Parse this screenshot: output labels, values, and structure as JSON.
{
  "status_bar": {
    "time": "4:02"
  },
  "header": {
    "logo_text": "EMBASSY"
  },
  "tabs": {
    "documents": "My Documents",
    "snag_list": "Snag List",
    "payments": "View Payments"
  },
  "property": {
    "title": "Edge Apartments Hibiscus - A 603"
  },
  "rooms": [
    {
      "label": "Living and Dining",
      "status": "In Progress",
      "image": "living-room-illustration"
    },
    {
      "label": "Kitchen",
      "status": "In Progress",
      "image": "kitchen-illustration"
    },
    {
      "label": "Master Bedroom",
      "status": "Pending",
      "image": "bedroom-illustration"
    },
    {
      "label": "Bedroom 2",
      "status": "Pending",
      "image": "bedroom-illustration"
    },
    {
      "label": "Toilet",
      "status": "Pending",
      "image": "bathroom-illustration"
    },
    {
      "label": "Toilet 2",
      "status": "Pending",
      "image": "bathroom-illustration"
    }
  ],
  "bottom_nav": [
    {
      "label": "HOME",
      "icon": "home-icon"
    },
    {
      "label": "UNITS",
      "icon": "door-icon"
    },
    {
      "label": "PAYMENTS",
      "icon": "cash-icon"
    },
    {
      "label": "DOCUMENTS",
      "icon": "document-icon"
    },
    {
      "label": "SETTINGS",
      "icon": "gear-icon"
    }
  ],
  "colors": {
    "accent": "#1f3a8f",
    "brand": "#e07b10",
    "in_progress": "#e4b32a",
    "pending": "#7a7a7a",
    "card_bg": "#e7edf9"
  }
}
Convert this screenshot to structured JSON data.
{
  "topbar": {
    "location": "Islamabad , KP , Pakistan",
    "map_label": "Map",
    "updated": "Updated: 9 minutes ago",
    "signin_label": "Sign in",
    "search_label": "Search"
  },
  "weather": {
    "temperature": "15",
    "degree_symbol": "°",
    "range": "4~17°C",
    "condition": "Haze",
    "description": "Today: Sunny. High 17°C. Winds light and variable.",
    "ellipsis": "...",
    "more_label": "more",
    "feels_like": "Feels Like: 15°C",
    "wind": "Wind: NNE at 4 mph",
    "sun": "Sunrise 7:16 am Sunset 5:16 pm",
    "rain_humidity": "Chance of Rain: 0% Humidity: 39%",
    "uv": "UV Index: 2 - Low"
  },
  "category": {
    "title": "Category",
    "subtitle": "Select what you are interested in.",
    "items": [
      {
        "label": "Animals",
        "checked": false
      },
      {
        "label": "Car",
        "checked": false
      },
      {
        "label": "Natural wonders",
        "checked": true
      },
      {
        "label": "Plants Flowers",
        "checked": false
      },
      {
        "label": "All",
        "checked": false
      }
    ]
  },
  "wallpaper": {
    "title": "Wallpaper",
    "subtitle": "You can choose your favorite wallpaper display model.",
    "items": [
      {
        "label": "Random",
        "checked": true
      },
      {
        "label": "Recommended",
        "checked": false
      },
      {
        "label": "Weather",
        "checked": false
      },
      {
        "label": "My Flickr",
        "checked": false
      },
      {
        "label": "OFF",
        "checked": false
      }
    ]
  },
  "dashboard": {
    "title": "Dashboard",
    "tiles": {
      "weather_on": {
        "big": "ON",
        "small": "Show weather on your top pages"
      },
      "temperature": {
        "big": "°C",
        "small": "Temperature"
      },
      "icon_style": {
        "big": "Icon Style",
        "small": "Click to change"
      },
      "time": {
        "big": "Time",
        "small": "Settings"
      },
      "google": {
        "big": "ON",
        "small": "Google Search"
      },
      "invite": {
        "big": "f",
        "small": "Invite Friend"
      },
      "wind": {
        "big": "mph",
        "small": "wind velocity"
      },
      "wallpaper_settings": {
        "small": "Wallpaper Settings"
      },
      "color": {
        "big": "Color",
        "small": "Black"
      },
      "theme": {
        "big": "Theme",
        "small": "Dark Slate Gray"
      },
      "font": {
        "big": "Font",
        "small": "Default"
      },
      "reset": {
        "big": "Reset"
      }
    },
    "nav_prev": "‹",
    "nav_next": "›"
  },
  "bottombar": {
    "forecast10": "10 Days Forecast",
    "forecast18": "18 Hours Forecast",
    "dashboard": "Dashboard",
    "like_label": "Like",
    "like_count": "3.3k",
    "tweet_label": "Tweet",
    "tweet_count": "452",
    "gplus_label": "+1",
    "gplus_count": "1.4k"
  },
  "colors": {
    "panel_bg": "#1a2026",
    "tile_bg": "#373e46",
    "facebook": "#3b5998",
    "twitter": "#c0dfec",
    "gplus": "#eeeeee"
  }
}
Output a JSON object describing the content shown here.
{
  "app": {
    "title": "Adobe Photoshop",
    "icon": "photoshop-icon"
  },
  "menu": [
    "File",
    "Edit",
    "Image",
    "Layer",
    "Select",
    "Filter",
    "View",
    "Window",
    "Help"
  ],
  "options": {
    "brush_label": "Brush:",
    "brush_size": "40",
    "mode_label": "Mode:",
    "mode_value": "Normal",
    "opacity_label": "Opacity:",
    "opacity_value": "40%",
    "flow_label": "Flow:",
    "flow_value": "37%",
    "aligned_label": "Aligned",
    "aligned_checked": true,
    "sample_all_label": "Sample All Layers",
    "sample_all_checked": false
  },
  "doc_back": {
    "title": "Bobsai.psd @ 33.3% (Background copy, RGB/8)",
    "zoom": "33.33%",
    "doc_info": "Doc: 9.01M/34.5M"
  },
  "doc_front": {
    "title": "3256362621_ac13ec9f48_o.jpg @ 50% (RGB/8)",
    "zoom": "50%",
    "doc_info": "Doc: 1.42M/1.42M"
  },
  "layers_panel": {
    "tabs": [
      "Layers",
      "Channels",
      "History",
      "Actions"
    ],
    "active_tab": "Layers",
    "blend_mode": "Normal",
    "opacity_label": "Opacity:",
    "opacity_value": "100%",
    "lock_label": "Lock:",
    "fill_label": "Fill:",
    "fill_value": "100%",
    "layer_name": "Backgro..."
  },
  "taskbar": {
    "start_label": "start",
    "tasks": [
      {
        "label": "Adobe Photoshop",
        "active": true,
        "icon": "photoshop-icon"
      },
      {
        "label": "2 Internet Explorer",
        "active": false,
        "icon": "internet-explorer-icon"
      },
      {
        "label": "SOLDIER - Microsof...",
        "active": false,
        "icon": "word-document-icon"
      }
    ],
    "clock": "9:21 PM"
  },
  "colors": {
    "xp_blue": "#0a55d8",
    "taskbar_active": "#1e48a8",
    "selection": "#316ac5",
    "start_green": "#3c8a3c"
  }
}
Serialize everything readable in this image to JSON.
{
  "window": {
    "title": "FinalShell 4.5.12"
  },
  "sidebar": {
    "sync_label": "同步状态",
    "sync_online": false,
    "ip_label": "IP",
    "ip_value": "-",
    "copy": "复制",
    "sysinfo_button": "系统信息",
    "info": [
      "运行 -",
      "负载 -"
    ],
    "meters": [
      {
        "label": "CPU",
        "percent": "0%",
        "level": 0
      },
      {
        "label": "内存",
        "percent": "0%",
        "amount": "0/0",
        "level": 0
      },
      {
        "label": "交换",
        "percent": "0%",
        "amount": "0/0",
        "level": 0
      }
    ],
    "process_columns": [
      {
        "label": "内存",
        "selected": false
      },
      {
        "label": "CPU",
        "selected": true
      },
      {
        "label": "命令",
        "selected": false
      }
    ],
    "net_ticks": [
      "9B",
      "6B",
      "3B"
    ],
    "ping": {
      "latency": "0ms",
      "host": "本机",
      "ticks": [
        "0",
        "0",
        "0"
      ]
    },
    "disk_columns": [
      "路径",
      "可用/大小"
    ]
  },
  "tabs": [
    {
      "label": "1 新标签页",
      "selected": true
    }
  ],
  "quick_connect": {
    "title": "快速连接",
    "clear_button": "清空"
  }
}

************

• Given problem
Return the listing above in full, character for character.

• Exercise solution
Parse this screenshot: output labels, values, and structure as JSON.
{
  "status_bar": {
    "time": "4:02"
  },
  "header": {
    "logo_text": "EMBASSY"
  },
  "tabs": {
    "documents": "My Documents",
    "snag_list": "Snag List",
    "payments": "View Payments"
  },
  "property": {
    "title": "Edge Apartments Hibiscus - A 603"
  },
  "rooms": [
    {
      "label": "Living and Dining",
      "status": "In Progress",
      "image": "living-room-illustration"
    },
    {
      "label": "Kitchen",
      "status": "In Progress",
      "image": "kitchen-illustration"
    },
    {
      "label": "Master Bedroom",
      "status": "Pending",
      "image": "bedroom-illustration"
    },
    {
      "label": "Bedroom 2",
      "status": "Pending",
      "image": "bedroom-illustration"
    },
    {
      "label": "Toilet",
      "status": "Pending",
      "image": "bathroom-illustration"
    },
    {
      "label": "Toilet 2",
      "status": "Pending",
      "image": "bathroom-illustration"
    }
  ],
  "bottom_nav": [
    {
      "label": "HOME",
      "icon": "home-icon"
    },
    {
      "label": "UNITS",
      "icon": "door-icon"
    },
    {
      "label": "PAYMENTS",
      "icon": "cash-icon"
    },
    {
      "label": "DOCUMENTS",
      "icon": "document-icon"
    },
    {
      "label": "SETTINGS",
      "icon": "gear-icon"
    }
  ],
  "colors": {
    "accent": "#1f3a8f",
    "brand": "#e07b10",
    "in_progress": "#e4b32a",
    "pending": "#7a7a7a",
    "card_bg": "#e7edf9"
  }
}
Convert this screenshot to structured JSON data.
{
  "topbar": {
    "location": "Islamabad , KP , Pakistan",
    "map_label": "Map",
    "updated": "Updated: 9 minutes ago",
    "signin_label": "Sign in",
    "search_label": "Search"
  },
  "weather": {
    "temperature": "15",
    "degree_symbol": "°",
    "range": "4~17°C",
    "condition": "Haze",
    "description": "Today: Sunny. High 17°C. Winds light and variable.",
    "ellipsis": "...",
    "more_label": "more",
    "feels_like": "Feels Like: 15°C",
    "wind": "Wind: NNE at 4 mph",
    "sun": "Sunrise 7:16 am Sunset 5:16 pm",
    "rain_humidity": "Chance of Rain: 0% Humidity: 39%",
    "uv": "UV Index: 2 - Low"
  },
  "category": {
    "title": "Category",
    "subtitle": "Select what you are interested in.",
    "items": [
      {
        "label": "Animals",
        "checked": false
      },
      {
        "label": "Car",
        "checked": false
      },
      {
        "label": "Natural wonders",
        "checked": true
      },
      {
        "label": "Plants Flowers",
        "checked": false
      },
      {
        "label": "All",
        "checked": false
      }
    ]
  },
  "wallpaper": {
    "title": "Wallpaper",
    "subtitle": "You can choose your favorite wallpaper display model.",
    "items": [
      {
        "label": "Random",
        "checked": true
      },
      {
        "label": "Recommended",
        "checked": false
      },
      {
        "label": "Weather",
        "checked": false
      },
      {
        "label": "My Flickr",
        "checked": false
      },
      {
        "label": "OFF",
        "checked": false
      }
    ]
  },
  "dashboard": {
    "title": "Dashboard",
    "tiles": {
      "weather_on": {
        "big": "ON",
        "small": "Show weather on your top pages"
      },
      "temperature": {
        "big": "°C",
        "small": "Temperature"
      },
      "icon_style": {
        "big": "Icon Style",
        "small": "Click to change"
      },
      "time": {
        "big": "Time",
        "small": "Settings"
      },
      "google": {
        "big": "ON",
        "small": "Google Search"
      },
      "invite": {
        "big": "f",
        "small": "Invite Friend"
      },
      "wind": {
        "big": "mph",
        "small": "wind velocity"
      },
      "wallpaper_settings": {
        "small": "Wallpaper Settings"
      },
      "color": {
        "big": "Color",
        "small": "Black"
      },
      "theme": {
        "big": "Theme",
        "small": "Dark Slate Gray"
      },
      "font": {
        "big": "Font",
        "small": "Default"
      },
      "reset": {
        "big": "Reset"
      }
    },
    "nav_prev": "‹",
    "nav_next": "›"
  },
  "bottombar": {
    "forecast10": "10 Days Forecast",
    "forecast18": "18 Hours Forecast",
    "dashboard": "Dashboard",
    "like_label": "Like",
    "like_count": "3.3k",
    "tweet_label": "Tweet",
    "tweet_count": "452",
    "gplus_label": "+1",
    "gplus_count": "1.4k"
  },
  "colors": {
    "panel_bg": "#1a2026",
    "tile_bg": "#373e46",
    "facebook": "#3b5998",
    "twitter": "#c0dfec",
    "gplus": "#eeeeee"
  }
}
Output a JSON object describing the content shown here.
{
  "app": {
    "title": "Adobe Photoshop",
    "icon": "photoshop-icon"
  },
  "menu": [
    "File",
    "Edit",
    "Image",
    "Layer",
    "Select",
    "Filter",
    "View",
    "Window",
    "Help"
  ],
  "options": {
    "brush_label": "Brush:",
    "brush_size": "40",
    "mode_label": "Mode:",
    "mode_value": "Normal",
    "opacity_label": "Opacity:",
    "opacity_value": "40%",
    "flow_label": "Flow:",
    "flow_value": "37%",
    "aligned_label": "Aligned",
    "aligned_checked": true,
    "sample_all_label": "Sample All Layers",
    "sample_all_checked": false
  },
  "doc_back": {
    "title": "Bobsai.psd @ 33.3% (Background copy, RGB/8)",
    "zoom": "33.33%",
    "doc_info": "Doc: 9.01M/34.5M"
  },
  "doc_front": {
    "title": "3256362621_ac13ec9f48_o.jpg @ 50% (RGB/8)",
    "zoom": "50%",
    "doc_info": "Doc: 1.42M/1.42M"
  },
  "layers_panel": {
    "tabs": [
      "Layers",
      "Channels",
      "History",
      "Actions"
    ],
    "active_tab": "Layers",
    "blend_mode": "Normal",
    "opacity_label": "Opacity:",
    "opacity_value": "100%",
    "lock_label": "Lock:",
    "fill_label": "Fill:",
    "fill_value": "100%",
    "layer_name": "Backgro..."
  },
  "taskbar": {
    "start_label": "start",
    "tasks": [
      {
        "label": "Adobe Photoshop",
        "active": true,
        "icon": "photoshop-icon"
      },
      {
        "label": "2 Internet Explorer",
        "active": false,
        "icon": "internet-explorer-icon"
      },
      {
        "label": "SOLDIER - Microsof...",
        "active": false,
        "icon": "word-document-icon"
      }
    ],
    "clock": "9:21 PM"
  },
  "colors": {
    "xp_blue": "#0a55d8",
    "taskbar_active": "#1e48a8",
    "selection": "#316ac5",
    "start_green": "#3c8a3c"
  }
}
Serialize everything readable in this image to JSON.
{
  "window": {
    "title": "FinalShell 4.5.12"
  },
  "sidebar": {
    "sync_label": "同步状态",
    "sync_online": false,
    "ip_label": "IP",
    "ip_value": "-",
    "copy": "复制",
    "sysinfo_button": "系统信息",
    "info": [
      "运行 -",
      "负载 -"
    ],
    "meters": [
      {
        "label": "CPU",
        "percent": "0%",
        "level": 0
      },
      {
        "label": "内存",
        "percent": "0%",
        "amount": "0/0",
        "level": 0
      },
      {
        "label": "交换",
        "percent": "0%",
        "amount": "0/0",
        "level": 0
      }
    ],
    "process_columns": [
      {
        "label": "内存",
        "selected": false
      },
      {
        "label": "CPU",
        "selected": true
      },
      {
        "label": "命令",
        "selected": false
      }
    ],
    "net_ticks": [
      "9B",
      "6B",
      "3B"
    ],
    "ping": {
      "latency": "0ms",
      "host": "本机",
      "ticks": [
        "0",
        "0",
        "0"
      ]
    },
    "disk_columns": [
      "路径",
      "可用/大小"
    ]
  },
  "tabs": [
    {
      "label": "1 新标签页",
      "selected": true
    }
  ],
  "quick_connect": {
    "title": "快速连接",
    "clear_button": "清空"
  }
}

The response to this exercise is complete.